→ WHAT TO PRODUCE: In the entries below, find the lines that contain the word "impact" and copy them.

→ GIVEN RECORDS:
▬▬▬

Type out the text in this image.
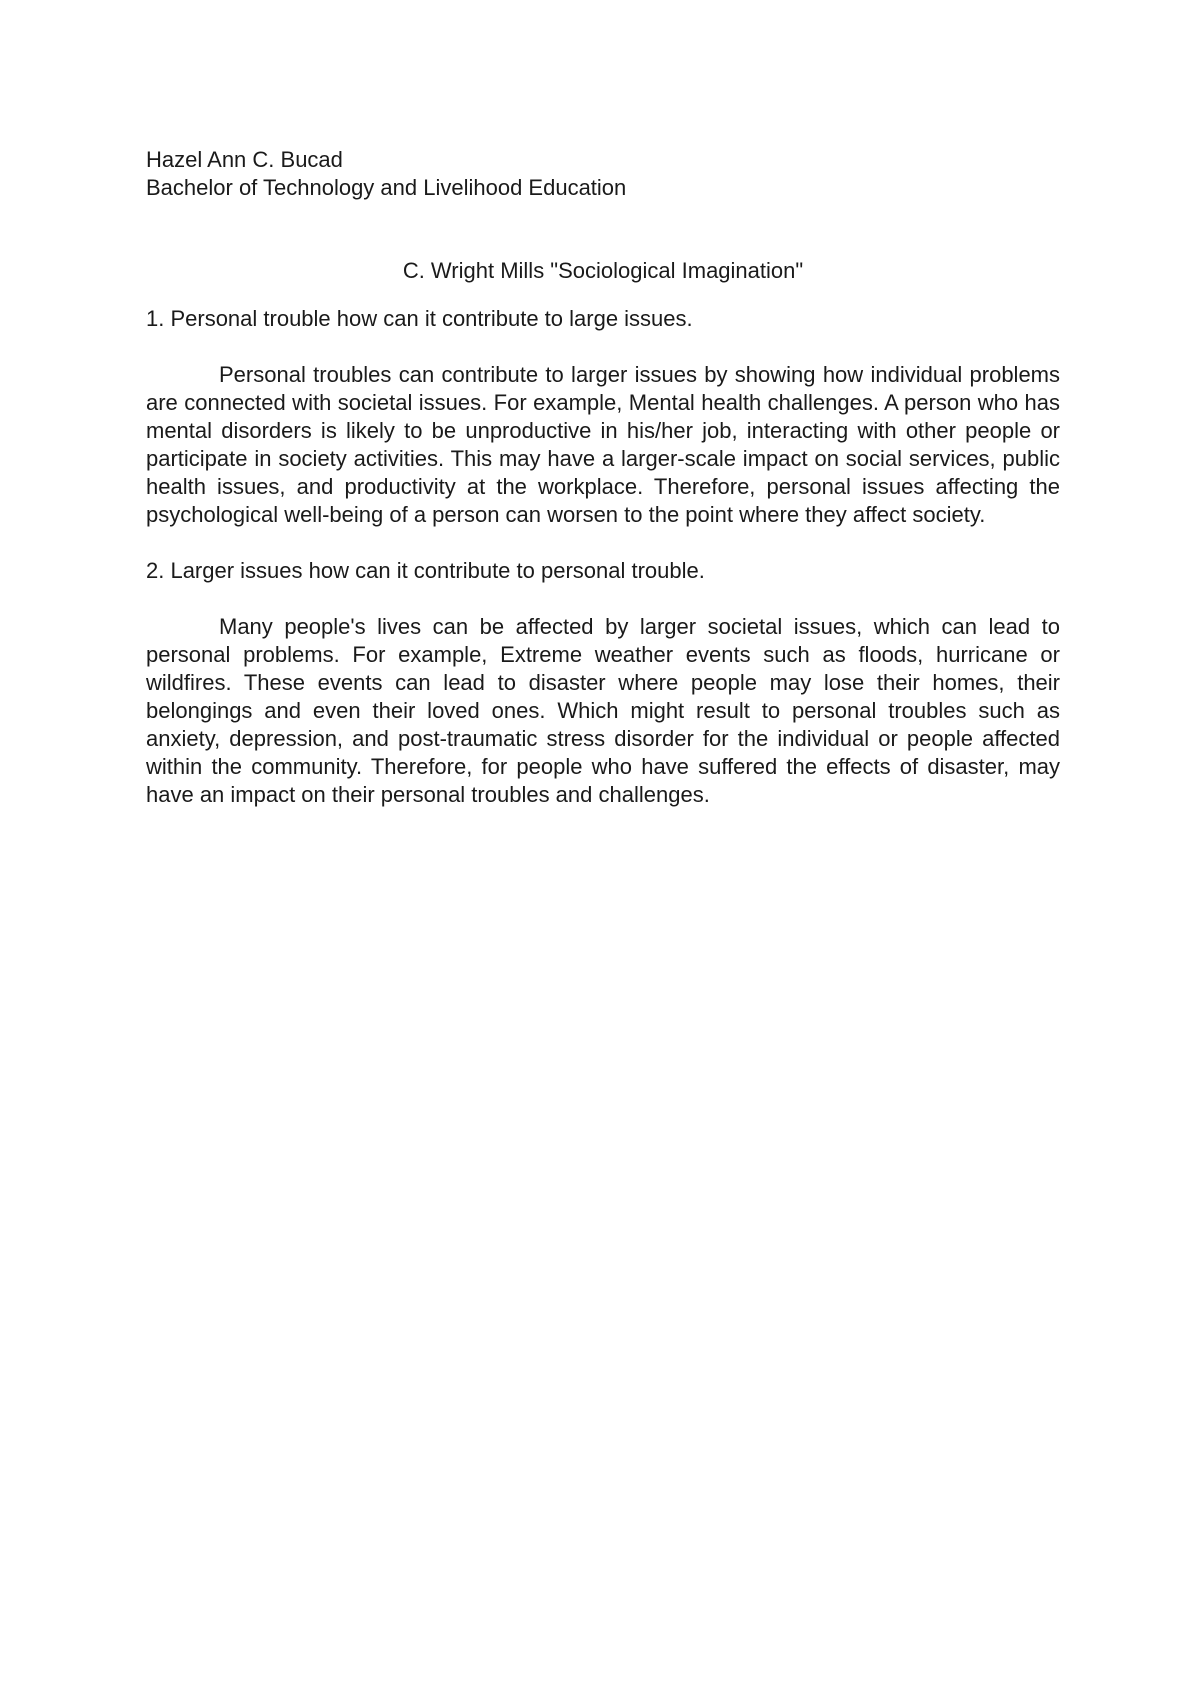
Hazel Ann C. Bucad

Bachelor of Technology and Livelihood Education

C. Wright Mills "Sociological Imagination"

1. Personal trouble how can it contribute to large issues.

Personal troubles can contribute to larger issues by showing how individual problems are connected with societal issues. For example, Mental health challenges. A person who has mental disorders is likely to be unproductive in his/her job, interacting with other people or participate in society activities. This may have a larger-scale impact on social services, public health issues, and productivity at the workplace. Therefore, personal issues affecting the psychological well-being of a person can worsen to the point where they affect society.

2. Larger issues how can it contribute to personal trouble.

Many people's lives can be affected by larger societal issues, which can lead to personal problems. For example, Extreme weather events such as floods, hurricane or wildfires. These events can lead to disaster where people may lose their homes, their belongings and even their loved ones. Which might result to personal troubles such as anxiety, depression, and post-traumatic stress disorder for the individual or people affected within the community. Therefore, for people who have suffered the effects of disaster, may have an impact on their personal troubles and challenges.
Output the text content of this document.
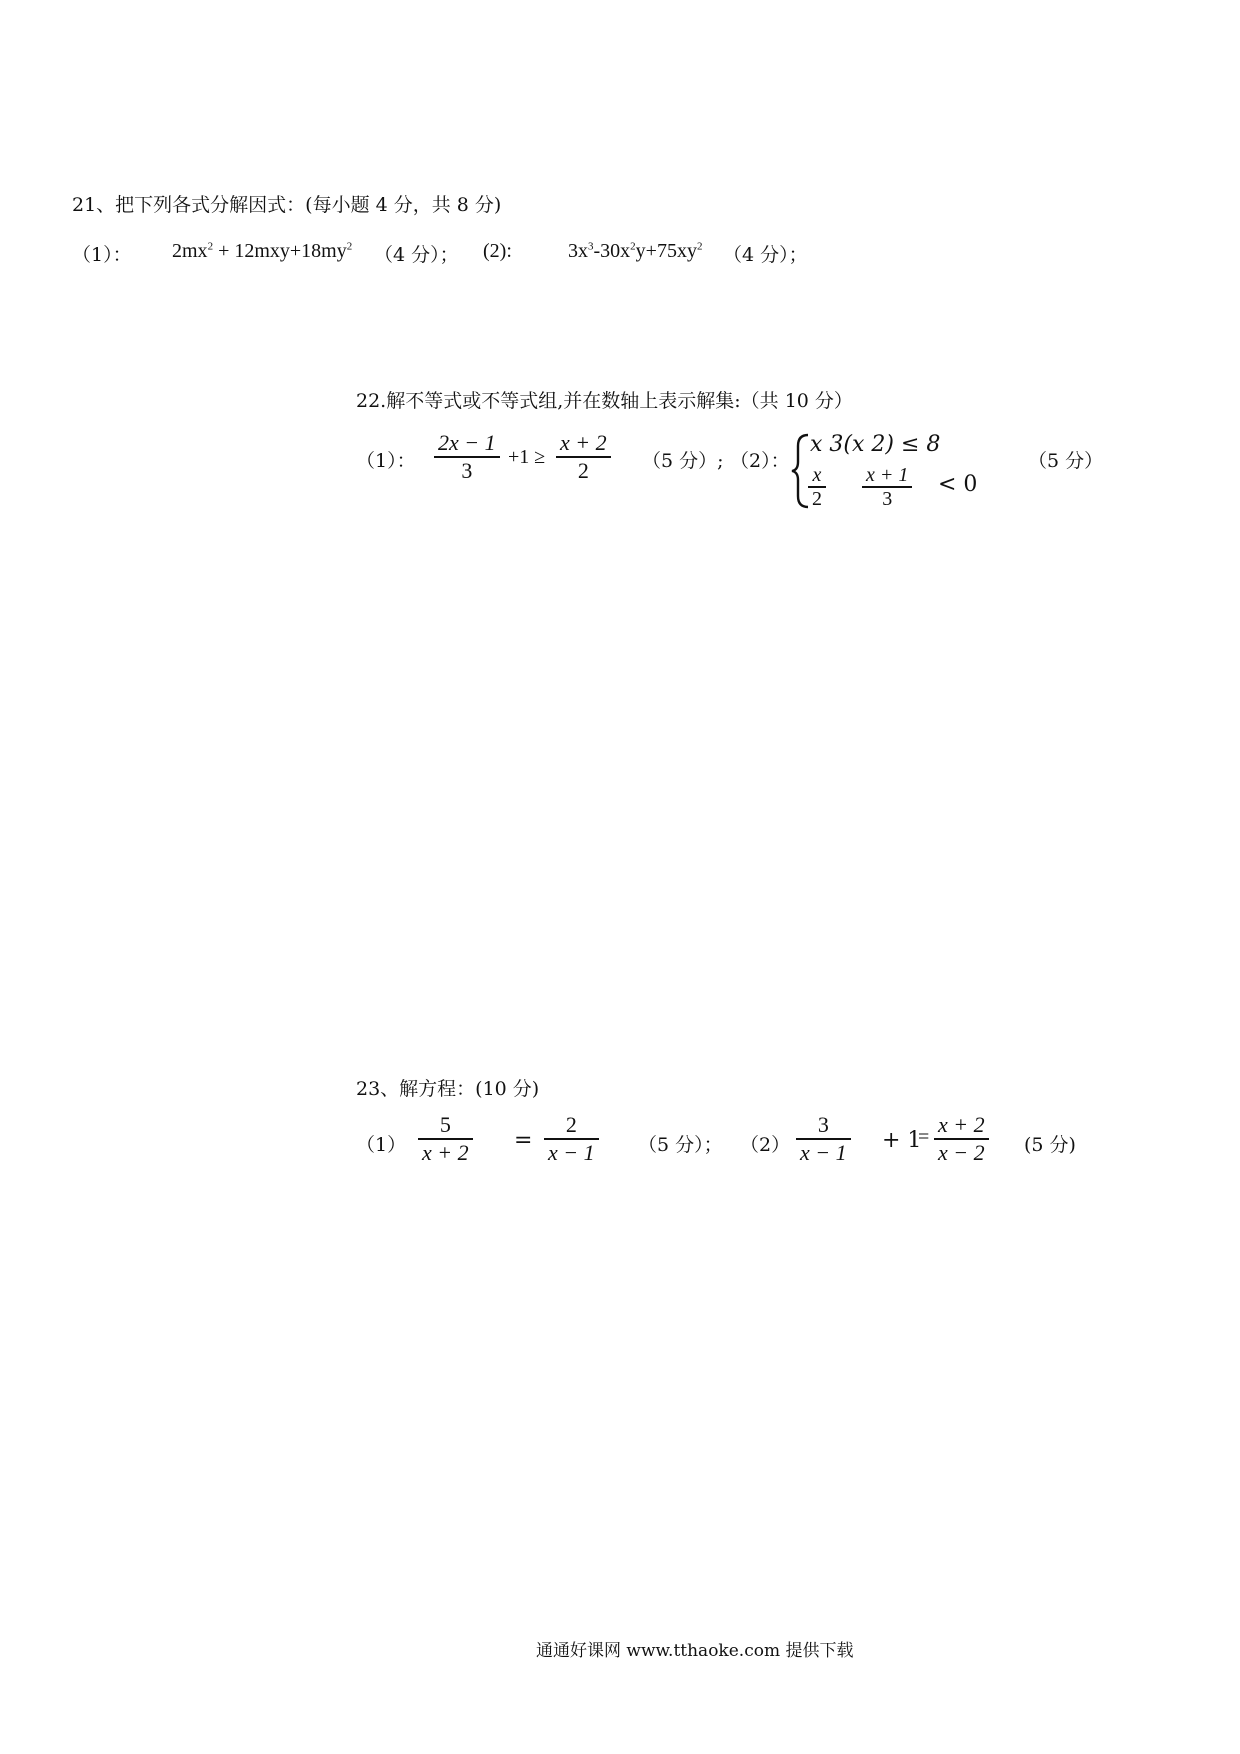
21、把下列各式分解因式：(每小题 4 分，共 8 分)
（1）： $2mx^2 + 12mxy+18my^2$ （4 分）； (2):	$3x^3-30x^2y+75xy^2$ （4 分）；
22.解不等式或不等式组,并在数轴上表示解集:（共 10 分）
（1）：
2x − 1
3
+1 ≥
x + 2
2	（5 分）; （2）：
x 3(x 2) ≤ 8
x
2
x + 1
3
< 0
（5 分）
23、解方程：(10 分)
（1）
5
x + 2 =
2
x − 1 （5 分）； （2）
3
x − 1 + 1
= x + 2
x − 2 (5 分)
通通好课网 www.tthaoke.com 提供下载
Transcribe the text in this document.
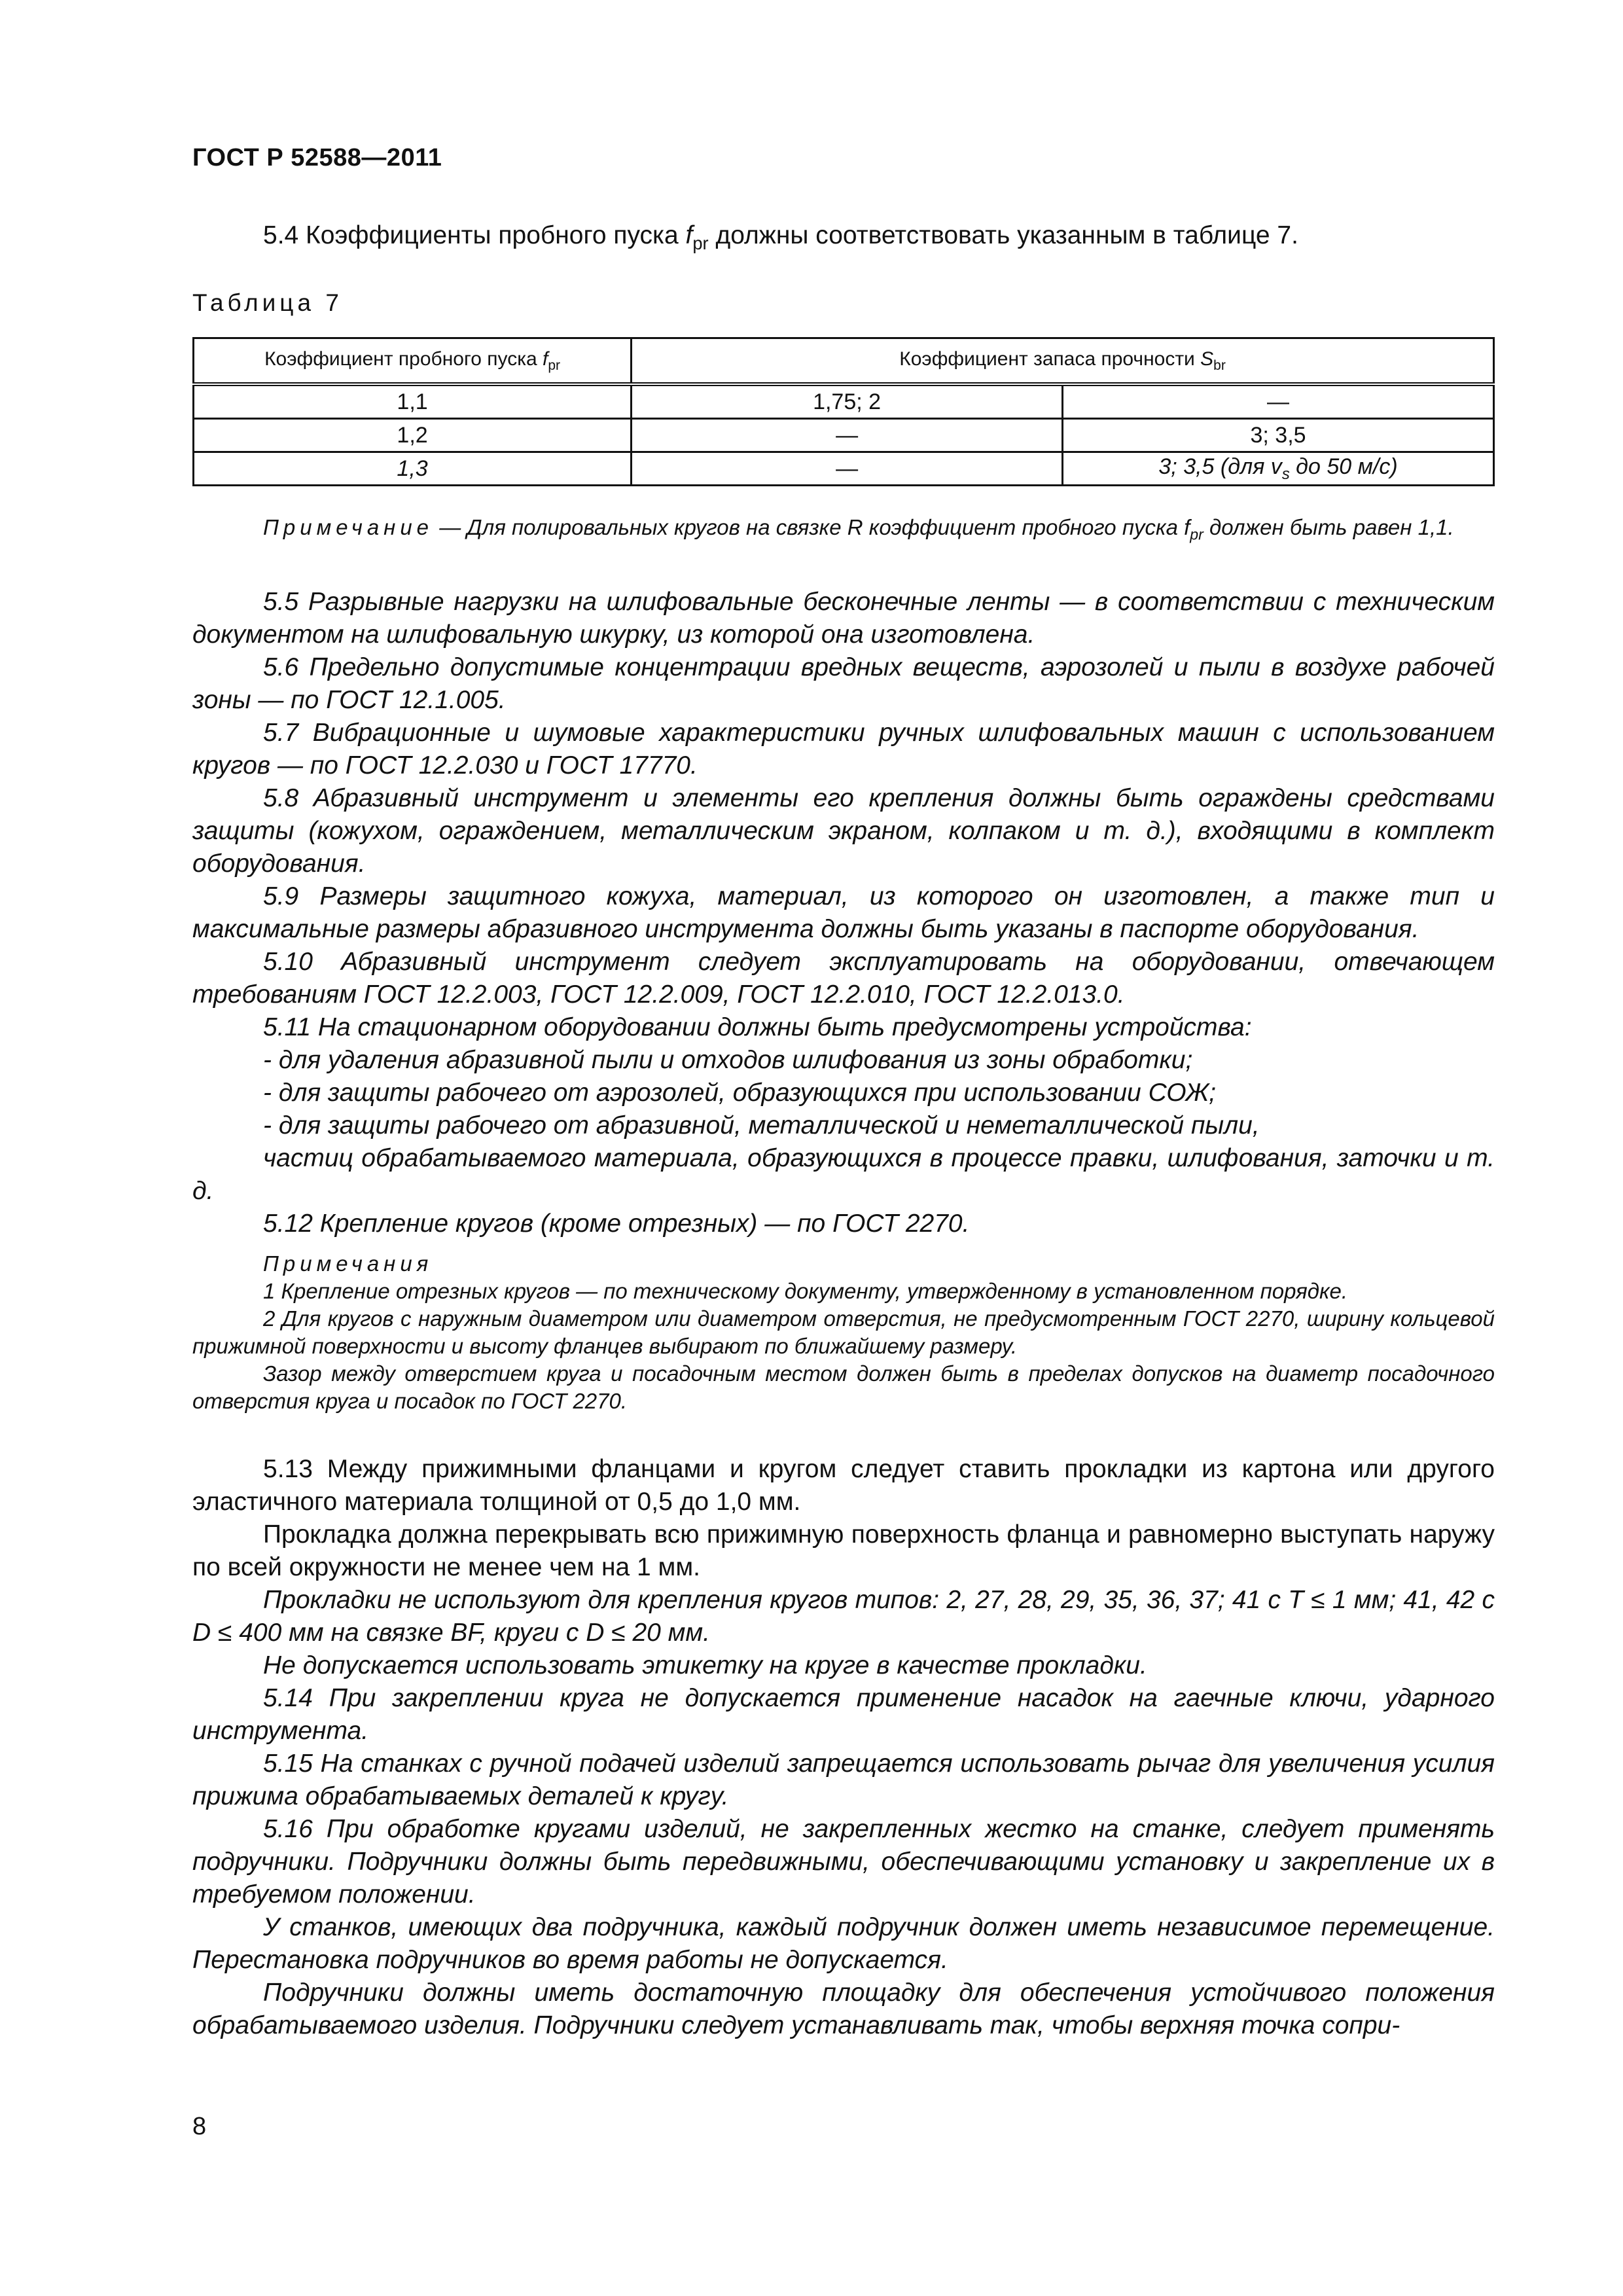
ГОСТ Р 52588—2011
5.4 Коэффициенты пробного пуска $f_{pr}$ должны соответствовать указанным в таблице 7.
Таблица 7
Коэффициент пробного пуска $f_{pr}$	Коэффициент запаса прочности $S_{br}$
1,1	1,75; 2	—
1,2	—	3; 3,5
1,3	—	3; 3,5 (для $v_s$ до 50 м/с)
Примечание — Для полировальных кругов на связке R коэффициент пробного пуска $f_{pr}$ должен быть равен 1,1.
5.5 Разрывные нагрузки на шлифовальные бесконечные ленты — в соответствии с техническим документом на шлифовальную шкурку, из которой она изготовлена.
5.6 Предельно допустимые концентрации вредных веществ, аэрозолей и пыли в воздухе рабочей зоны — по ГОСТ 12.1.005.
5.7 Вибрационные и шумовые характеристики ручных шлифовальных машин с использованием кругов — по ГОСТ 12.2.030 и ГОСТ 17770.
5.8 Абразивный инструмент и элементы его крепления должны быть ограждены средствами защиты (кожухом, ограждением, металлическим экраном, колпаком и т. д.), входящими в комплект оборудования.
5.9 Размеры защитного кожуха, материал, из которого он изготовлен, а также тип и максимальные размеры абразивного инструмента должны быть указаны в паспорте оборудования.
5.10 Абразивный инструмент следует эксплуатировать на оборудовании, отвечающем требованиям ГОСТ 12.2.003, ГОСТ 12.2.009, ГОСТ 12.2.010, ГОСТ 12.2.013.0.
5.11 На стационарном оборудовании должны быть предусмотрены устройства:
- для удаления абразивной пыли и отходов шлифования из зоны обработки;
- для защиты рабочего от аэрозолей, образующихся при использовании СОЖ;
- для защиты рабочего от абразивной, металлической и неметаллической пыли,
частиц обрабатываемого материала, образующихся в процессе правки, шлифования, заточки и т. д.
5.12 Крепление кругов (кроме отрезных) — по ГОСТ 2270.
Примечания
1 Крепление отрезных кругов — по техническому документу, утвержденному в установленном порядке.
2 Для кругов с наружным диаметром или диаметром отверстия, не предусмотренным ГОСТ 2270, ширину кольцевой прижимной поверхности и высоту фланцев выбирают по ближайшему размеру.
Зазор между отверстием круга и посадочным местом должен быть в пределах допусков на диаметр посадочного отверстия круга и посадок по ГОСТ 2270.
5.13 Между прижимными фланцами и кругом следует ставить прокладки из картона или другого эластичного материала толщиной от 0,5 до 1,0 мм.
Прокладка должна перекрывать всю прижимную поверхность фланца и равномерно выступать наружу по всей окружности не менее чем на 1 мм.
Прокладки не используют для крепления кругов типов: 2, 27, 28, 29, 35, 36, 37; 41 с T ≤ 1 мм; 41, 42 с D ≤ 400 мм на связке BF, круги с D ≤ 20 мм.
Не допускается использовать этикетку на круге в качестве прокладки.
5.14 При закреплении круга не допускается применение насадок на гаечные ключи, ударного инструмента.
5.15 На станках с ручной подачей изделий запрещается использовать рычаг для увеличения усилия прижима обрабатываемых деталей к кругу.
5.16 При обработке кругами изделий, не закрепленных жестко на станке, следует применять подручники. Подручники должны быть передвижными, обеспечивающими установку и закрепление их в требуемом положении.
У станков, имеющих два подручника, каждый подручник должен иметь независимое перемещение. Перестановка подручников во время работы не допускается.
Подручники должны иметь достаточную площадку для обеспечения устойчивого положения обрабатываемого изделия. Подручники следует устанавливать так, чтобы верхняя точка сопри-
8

▬▬▬

→ WRITTEN RESPONSE:
Personal troubles can contribute to larger issues by showing how individual problems are connected with societal issues. For example, Mental health challenges. A person who has mental disorders is likely to be unproductive in his/her job, interacting with other people or participate in society activities. This may have a larger-scale impact on social services, public health issues, and productivity at the workplace. Therefore, personal issues affecting the psychological well-being of a person can worsen to the point where they affect society.
Many people's lives can be affected by larger societal issues, which can lead to personal problems. For example, Extreme weather events such as floods, hurricane or wildfires. These events can lead to disaster where people may lose their homes, their belongings and even their loved ones. Which might result to personal troubles such as anxiety, depression, and post-traumatic stress disorder for the individual or people affected within the community. Therefore, for people who have suffered the effects of disaster, may have an impact on their personal troubles and challenges.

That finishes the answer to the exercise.